Task instructions: Check each line of the material. Copy those containing "this".

== Supplied material ==

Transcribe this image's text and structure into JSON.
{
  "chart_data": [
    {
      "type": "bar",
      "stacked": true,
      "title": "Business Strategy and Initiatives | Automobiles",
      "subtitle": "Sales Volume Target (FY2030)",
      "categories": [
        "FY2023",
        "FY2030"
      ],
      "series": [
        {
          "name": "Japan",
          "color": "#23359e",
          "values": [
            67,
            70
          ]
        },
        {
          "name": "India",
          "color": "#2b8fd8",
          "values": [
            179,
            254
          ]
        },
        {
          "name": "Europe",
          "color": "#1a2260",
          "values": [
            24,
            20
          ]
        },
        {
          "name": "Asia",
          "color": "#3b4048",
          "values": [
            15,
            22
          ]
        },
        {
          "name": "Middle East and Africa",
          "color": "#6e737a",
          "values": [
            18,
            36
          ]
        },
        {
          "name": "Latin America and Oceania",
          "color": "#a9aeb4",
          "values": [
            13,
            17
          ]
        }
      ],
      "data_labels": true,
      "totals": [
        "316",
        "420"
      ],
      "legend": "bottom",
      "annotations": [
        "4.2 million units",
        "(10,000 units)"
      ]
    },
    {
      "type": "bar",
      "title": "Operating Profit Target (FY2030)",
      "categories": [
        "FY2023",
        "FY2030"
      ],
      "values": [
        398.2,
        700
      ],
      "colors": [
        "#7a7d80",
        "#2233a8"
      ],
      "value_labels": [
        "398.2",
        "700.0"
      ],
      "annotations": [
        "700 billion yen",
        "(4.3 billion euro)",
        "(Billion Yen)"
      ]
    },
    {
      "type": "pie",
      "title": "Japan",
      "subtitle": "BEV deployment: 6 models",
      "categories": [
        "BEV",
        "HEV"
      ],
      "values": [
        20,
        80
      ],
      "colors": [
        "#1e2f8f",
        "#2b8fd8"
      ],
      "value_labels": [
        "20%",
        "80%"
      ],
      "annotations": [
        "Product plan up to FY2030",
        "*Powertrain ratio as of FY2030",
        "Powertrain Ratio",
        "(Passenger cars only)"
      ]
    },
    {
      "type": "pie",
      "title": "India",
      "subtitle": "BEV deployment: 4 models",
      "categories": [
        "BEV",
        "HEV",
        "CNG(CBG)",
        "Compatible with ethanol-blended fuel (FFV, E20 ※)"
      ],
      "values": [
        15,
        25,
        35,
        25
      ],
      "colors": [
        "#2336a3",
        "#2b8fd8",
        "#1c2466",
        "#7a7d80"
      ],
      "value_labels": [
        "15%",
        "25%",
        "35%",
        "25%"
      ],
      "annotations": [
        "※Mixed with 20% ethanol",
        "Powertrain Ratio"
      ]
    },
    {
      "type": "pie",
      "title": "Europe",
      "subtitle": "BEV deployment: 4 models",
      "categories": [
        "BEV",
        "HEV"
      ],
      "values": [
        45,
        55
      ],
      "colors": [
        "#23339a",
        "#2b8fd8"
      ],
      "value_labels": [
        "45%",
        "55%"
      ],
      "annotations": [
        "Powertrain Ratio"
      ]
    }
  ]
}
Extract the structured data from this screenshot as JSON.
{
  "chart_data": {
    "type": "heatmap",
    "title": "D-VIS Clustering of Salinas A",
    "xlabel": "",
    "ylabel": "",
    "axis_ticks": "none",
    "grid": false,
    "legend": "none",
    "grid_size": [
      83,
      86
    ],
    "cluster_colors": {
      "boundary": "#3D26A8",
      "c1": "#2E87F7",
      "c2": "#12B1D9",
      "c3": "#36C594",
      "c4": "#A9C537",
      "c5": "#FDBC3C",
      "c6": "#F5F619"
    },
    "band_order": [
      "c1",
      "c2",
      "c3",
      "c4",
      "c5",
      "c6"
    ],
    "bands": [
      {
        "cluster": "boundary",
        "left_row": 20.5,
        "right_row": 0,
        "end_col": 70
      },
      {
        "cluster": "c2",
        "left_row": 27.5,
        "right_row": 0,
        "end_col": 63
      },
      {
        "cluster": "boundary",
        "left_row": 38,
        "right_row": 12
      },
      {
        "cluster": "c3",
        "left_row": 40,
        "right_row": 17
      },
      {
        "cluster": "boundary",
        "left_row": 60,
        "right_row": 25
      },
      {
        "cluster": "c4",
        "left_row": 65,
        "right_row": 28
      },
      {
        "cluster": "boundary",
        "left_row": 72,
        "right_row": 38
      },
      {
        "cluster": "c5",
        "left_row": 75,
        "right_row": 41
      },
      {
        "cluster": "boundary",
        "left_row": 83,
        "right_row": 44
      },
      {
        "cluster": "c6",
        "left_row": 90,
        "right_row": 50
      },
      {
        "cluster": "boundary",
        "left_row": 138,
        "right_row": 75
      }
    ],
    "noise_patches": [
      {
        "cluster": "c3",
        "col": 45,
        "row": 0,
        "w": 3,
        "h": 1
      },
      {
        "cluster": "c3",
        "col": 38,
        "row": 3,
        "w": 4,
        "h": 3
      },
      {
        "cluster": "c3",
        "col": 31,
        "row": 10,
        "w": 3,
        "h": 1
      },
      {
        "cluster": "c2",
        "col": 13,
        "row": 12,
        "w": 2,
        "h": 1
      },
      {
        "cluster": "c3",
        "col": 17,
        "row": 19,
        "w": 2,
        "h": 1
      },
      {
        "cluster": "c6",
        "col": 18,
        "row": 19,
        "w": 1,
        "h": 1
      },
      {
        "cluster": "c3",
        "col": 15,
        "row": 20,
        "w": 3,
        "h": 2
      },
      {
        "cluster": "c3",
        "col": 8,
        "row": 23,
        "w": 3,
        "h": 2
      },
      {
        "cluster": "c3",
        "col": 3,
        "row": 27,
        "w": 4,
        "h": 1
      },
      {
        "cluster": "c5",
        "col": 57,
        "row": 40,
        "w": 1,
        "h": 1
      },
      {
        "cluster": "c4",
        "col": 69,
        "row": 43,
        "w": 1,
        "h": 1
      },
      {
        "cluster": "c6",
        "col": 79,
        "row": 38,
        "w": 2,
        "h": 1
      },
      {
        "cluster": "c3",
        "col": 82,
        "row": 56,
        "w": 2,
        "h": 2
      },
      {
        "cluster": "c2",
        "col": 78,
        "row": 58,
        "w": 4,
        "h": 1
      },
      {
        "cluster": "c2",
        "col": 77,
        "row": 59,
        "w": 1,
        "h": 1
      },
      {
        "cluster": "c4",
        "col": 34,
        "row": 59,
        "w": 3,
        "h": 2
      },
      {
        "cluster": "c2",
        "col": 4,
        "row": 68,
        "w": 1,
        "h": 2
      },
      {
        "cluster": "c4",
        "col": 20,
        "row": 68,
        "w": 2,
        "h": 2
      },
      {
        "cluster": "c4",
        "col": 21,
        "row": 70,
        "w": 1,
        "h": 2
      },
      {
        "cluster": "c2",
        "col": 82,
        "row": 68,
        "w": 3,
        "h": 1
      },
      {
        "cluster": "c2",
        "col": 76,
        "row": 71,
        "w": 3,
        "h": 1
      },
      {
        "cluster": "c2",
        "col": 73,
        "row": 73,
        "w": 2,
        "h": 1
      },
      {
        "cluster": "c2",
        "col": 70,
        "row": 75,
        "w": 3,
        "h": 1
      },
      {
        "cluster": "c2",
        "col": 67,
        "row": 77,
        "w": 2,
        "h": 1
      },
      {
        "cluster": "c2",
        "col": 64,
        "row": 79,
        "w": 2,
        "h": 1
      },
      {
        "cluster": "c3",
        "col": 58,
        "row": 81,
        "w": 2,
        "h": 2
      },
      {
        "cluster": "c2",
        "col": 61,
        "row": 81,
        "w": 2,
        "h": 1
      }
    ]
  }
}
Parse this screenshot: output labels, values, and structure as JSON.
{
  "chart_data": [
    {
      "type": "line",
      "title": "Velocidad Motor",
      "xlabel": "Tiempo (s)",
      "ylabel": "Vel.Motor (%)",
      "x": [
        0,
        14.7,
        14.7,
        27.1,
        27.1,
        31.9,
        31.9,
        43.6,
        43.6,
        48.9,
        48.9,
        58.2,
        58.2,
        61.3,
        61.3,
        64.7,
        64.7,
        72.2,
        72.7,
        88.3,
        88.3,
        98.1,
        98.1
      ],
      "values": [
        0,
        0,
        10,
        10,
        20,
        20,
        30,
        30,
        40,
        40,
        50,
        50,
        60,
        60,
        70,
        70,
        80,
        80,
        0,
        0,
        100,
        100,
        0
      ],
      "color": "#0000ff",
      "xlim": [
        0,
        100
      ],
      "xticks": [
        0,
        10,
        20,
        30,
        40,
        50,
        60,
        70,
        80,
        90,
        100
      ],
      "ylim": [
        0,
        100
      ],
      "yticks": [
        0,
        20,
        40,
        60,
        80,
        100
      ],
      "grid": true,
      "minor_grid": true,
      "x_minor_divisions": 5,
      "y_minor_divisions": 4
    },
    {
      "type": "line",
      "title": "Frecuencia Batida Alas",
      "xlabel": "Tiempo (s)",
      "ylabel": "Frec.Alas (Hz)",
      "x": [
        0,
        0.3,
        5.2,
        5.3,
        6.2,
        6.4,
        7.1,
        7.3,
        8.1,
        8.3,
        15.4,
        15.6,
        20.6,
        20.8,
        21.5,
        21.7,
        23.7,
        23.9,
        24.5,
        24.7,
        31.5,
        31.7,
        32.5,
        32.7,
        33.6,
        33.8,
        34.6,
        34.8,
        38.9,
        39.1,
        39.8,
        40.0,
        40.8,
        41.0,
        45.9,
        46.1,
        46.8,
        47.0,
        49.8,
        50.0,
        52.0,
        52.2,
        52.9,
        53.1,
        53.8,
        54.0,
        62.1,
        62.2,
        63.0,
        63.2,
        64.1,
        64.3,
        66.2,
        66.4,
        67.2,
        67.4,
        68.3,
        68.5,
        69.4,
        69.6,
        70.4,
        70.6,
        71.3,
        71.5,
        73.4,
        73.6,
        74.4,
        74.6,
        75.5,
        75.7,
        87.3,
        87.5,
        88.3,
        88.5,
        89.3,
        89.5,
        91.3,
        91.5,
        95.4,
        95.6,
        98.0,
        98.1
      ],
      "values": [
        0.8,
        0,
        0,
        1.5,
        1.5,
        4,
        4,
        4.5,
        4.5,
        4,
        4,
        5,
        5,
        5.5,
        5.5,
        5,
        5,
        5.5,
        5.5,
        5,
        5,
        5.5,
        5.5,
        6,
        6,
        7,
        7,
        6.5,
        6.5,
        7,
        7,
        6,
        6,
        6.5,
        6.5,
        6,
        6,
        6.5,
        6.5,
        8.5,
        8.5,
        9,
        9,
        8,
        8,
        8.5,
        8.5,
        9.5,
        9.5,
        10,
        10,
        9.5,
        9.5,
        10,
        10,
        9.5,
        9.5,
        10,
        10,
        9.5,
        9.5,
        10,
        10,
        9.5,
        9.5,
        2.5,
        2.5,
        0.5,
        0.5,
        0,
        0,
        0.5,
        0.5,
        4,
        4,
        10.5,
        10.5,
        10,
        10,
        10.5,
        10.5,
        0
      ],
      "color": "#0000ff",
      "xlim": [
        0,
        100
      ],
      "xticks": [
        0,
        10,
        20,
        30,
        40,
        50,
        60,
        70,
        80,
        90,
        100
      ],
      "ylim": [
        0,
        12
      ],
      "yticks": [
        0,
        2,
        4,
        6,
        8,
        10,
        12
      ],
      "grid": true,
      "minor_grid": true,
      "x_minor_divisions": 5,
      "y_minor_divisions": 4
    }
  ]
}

===

Response:
Transcribe this image's text and structure into JSON.
Extract the structured data from this screenshot as JSON.
Parse this screenshot: output labels, values, and structure as JSON.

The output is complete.